Task objective
Go over the listing below line by line and tally those containing "intranet". Give only the tally.

____________________

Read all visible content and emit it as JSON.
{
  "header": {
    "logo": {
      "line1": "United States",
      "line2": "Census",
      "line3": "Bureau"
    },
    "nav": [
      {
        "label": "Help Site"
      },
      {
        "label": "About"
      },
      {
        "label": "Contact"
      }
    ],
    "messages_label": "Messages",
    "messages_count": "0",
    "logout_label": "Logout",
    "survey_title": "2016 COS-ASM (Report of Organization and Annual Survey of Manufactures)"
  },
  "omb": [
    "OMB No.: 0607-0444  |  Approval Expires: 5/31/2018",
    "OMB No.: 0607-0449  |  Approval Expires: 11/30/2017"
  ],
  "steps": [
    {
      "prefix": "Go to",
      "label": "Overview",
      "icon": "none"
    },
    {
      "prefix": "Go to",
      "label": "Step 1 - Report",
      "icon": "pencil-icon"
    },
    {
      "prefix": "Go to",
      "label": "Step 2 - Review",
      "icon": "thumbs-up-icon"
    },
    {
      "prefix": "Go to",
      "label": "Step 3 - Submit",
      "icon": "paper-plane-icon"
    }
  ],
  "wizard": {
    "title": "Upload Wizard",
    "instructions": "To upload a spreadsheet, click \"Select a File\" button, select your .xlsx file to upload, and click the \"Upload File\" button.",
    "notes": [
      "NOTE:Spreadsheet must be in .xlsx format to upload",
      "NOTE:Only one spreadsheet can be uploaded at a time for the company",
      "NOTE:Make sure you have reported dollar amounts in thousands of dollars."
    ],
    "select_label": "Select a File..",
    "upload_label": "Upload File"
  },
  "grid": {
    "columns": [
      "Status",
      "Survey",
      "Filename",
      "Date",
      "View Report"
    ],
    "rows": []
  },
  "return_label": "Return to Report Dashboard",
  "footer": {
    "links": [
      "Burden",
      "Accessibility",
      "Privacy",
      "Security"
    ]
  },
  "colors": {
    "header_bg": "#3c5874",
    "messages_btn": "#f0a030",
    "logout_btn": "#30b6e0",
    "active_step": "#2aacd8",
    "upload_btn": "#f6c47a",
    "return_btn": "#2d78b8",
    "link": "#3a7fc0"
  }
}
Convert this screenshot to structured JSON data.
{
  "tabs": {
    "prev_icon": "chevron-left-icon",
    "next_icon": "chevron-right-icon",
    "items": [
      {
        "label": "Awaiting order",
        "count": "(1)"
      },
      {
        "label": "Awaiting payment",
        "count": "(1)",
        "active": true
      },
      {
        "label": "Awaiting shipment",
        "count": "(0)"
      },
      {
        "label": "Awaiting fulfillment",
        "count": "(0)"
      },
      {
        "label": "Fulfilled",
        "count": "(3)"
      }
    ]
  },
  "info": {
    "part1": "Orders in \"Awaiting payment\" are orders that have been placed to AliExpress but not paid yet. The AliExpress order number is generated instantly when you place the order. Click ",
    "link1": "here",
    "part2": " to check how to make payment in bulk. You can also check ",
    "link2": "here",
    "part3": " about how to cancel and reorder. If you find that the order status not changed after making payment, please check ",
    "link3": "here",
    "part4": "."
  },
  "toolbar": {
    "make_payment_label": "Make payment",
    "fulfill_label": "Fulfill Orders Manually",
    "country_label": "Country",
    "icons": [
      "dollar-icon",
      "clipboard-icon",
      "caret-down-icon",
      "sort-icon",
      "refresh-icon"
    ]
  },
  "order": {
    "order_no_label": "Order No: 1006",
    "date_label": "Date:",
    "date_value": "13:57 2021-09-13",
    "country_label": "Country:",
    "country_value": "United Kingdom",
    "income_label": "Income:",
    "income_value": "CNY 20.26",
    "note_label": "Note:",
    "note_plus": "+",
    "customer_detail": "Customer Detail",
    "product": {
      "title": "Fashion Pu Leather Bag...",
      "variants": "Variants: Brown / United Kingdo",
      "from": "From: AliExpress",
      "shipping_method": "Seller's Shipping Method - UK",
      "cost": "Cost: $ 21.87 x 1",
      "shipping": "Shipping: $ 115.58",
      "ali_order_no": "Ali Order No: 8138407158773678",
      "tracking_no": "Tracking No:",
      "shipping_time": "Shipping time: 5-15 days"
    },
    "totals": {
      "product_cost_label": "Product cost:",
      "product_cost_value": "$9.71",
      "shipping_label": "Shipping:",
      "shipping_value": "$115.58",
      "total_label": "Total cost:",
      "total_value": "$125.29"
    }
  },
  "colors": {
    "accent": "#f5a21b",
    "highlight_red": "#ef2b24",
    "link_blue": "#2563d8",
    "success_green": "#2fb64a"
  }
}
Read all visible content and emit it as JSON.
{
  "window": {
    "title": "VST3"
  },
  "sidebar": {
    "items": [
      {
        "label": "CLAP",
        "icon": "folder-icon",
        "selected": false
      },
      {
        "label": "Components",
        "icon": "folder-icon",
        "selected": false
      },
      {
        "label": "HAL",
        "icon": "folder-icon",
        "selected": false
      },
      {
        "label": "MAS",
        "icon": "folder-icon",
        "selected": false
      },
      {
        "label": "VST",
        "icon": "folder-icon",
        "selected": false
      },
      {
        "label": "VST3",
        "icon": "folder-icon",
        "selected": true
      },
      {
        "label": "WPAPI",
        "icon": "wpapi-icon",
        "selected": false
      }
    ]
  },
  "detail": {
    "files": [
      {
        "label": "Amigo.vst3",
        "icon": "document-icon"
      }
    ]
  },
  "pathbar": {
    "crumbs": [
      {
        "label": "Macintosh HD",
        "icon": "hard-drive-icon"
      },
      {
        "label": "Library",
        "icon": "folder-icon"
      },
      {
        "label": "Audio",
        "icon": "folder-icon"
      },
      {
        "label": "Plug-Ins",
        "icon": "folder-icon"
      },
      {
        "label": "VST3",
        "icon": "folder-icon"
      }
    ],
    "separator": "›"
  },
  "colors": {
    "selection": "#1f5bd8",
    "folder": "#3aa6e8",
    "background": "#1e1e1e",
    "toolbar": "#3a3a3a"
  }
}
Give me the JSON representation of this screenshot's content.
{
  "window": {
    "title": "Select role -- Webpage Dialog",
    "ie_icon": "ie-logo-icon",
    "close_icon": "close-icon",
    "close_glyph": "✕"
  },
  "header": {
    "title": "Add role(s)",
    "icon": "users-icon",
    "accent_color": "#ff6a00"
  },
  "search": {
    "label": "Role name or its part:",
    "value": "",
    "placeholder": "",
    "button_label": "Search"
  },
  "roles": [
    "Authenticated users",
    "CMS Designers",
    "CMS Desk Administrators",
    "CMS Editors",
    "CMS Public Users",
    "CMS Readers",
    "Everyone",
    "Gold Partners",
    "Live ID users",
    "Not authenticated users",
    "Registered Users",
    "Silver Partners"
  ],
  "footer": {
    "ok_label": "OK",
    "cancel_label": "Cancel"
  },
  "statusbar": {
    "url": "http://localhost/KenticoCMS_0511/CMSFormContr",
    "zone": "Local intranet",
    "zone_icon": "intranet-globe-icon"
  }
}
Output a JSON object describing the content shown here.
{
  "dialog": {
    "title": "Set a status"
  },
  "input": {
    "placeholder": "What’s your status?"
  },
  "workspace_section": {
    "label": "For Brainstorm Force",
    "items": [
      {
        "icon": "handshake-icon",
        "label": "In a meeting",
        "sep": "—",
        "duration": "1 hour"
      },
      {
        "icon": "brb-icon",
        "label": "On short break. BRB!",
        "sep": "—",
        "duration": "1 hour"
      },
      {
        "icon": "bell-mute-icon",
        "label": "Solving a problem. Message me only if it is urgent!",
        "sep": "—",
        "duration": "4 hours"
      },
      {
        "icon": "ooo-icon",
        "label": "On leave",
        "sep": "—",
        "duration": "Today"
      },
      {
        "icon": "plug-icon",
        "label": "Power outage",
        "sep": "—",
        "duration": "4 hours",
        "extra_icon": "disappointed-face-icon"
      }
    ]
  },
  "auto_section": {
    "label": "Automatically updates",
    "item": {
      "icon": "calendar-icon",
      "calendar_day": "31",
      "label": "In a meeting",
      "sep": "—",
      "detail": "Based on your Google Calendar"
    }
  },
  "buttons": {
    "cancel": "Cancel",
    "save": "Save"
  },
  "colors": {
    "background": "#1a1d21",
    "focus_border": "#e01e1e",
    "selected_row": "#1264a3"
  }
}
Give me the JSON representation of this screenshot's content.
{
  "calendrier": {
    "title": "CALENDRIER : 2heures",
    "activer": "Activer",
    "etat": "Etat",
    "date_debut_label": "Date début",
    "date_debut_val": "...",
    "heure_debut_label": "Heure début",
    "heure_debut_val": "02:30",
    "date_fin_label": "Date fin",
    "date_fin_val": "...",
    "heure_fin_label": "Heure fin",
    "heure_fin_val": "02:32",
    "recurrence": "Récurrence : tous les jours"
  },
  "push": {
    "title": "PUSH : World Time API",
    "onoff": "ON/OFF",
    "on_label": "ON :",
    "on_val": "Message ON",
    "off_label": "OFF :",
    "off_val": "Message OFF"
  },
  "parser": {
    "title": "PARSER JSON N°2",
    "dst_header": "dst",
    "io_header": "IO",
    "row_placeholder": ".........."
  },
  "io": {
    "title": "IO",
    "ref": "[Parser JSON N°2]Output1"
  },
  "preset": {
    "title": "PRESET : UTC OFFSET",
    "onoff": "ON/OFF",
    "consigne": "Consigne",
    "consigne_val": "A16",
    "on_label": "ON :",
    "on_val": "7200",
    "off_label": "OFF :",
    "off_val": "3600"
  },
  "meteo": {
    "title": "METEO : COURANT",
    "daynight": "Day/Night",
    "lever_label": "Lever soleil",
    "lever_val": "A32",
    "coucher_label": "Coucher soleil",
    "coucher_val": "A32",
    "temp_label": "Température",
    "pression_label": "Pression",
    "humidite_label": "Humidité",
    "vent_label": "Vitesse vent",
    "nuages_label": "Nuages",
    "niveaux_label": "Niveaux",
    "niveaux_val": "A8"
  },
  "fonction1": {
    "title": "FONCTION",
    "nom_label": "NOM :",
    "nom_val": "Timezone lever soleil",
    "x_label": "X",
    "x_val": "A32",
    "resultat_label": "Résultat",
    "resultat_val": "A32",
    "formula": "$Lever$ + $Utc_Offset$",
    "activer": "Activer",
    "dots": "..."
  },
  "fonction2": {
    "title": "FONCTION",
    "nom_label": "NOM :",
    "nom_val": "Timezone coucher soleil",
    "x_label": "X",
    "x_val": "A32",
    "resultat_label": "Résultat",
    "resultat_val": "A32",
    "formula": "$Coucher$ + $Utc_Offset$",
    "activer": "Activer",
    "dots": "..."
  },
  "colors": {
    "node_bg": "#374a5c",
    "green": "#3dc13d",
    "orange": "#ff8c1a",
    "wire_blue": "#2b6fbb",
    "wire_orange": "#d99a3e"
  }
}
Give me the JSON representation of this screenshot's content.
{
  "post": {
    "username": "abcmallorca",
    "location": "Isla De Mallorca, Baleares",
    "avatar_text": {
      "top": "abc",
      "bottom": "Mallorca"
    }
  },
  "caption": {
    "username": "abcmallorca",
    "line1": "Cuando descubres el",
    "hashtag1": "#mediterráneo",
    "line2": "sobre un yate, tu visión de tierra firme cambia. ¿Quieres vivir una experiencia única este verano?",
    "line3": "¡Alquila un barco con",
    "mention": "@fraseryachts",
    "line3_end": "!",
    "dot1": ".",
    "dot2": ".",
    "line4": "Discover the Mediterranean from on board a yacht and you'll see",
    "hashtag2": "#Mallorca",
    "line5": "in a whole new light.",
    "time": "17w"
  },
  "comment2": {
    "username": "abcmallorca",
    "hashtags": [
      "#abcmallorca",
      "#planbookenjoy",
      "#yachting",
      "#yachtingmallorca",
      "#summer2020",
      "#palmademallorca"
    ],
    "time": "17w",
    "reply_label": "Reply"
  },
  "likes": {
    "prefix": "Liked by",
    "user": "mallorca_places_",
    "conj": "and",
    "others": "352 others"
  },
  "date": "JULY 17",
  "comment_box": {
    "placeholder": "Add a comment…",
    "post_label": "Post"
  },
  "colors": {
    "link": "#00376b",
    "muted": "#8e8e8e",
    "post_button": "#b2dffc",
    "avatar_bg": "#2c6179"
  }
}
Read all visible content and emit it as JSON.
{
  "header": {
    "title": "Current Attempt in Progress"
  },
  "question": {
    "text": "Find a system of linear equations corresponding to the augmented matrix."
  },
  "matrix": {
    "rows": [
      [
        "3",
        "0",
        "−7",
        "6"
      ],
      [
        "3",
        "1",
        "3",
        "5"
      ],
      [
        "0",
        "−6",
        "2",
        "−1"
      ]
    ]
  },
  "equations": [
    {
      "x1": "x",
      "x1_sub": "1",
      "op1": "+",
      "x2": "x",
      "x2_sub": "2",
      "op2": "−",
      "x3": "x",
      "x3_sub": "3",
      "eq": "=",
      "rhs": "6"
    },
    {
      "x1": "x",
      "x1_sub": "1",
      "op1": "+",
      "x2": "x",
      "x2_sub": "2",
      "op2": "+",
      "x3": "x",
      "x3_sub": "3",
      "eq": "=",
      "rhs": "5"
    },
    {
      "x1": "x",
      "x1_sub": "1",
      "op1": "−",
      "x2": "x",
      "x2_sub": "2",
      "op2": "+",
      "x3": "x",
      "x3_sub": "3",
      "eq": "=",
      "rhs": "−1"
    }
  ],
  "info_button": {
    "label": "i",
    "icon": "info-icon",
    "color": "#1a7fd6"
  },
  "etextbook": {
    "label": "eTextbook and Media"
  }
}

____________________

Correct result
2